WORK INSTRUCTIONS.
**1)** According to the biography of David Wyn Roberts, which award did he receive in 1936?
**2)** Continue the biography of David Wyn Roberts, picking up after its final sentence.

EXCERPTED TEXT.
::::::::::
David Wyn Roberts (1911 in Cardiff, Wales – 8 November 1982) was a British architect and educator, who designed more university buildings for Cambridge University than any other architect. With a modernist practice based in Cambridge, he also designed many city housing projects, schools, and private residences.

Early life
Roberts' father, John Roberts, was a preacher and historian of the Presbyterian Church of Wales.  David Roberts was educated at the Cardiff High School and Welsh School of Architecture, and was awarded the 1936 RIBA Soane Medal.

David Roberts was commissioned as an officer in the Royal Engineers in August 1942 and he served in the Italian campaign.

Roberts married architect Margaret MacDonald Baird, and they settled in Cambridge where they built their house at 11 Wilberforce Road. Their only son, Nicholas Wyn Roberts, born in 1948, became an architect and professor of architecture at Woodbury University in Los Angeles.
::::::::::
Box coordinate listings.
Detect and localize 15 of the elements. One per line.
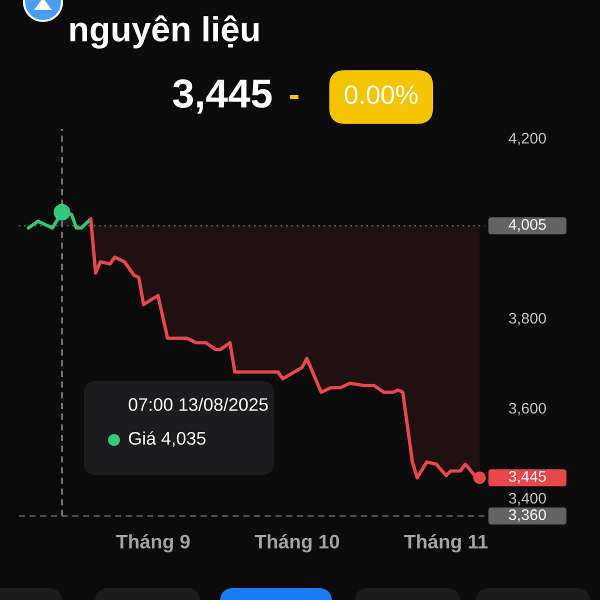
ref-line-label: 3,360 (508, 509, 546, 522)
y-tick-label: 3,400 (508, 492, 546, 506)
chart-subtitle: 3,445 (172, 79, 272, 114)
data-label: 3,445 (508, 471, 546, 484)
y-tick-label: 3,600 (508, 402, 546, 416)
x-tick-label: Tháng 9 (116, 534, 190, 552)
text: 0.00% (344, 85, 418, 104)
x-tick-label: Tháng 10 (254, 534, 340, 552)
ref-line-label: 4,005 (508, 219, 546, 232)
y-tick-label: 4,200 (508, 132, 546, 146)
chart-title: nguyên liệu (70, 15, 259, 49)
x-tick-label: Tháng 11 (404, 534, 488, 552)
text: - (290, 94, 298, 99)
annotation: 07:00 13/08/2025 Giá 4,035 (128, 398, 268, 447)
y-tick-label: 3,800 (508, 312, 546, 326)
::::::::::
ANSWERS TO THE EXERCISES.
**1)** He was awarded the RIBA Soane Medal.

**2)**
Career

Roberts began teaching at the Department of Architecture, University of Cambridge in 1946, and became a fellow of Magdalene College, Cambridge in 1958. He influenced many students and employees who became scholars and architects, including Anthony Vidler, Lionel March, Nicholas Ray, Cedric Price, and John G. Ellis. Roberts was a modernist architect in postwar Cambridge with his University Health Centre built in 1951.  Roberts's earliest college work was at Magdalene where, in Benson and Mallory Courts, he created a small townscape; he refurbished existing houses, and built new infill, to create a street effect, rather than imposing the conventional form of a college courtyard.

With his headquarters overlooking the Cam, Roberts kept his office small, six to eight people. Many young architects passed through the practice.  Rory Spence wrote in the catalogue, David Roberts Architect, "He seemed to approach each job with fresh enthusiasm and great integrity. It is no wonder that he had such admiration for Philip Webb and the meticulous individual care which he lavished on each design. Like Webb, David never worked to a formula, as so many of even the best architects do, and possibly for this reason his buildings are less well-known than they should be. There is always a strong idea at the heart of each building, related to its context, which is unique to that building". A former student, Geoffrey Clarke, became a partner in 1964.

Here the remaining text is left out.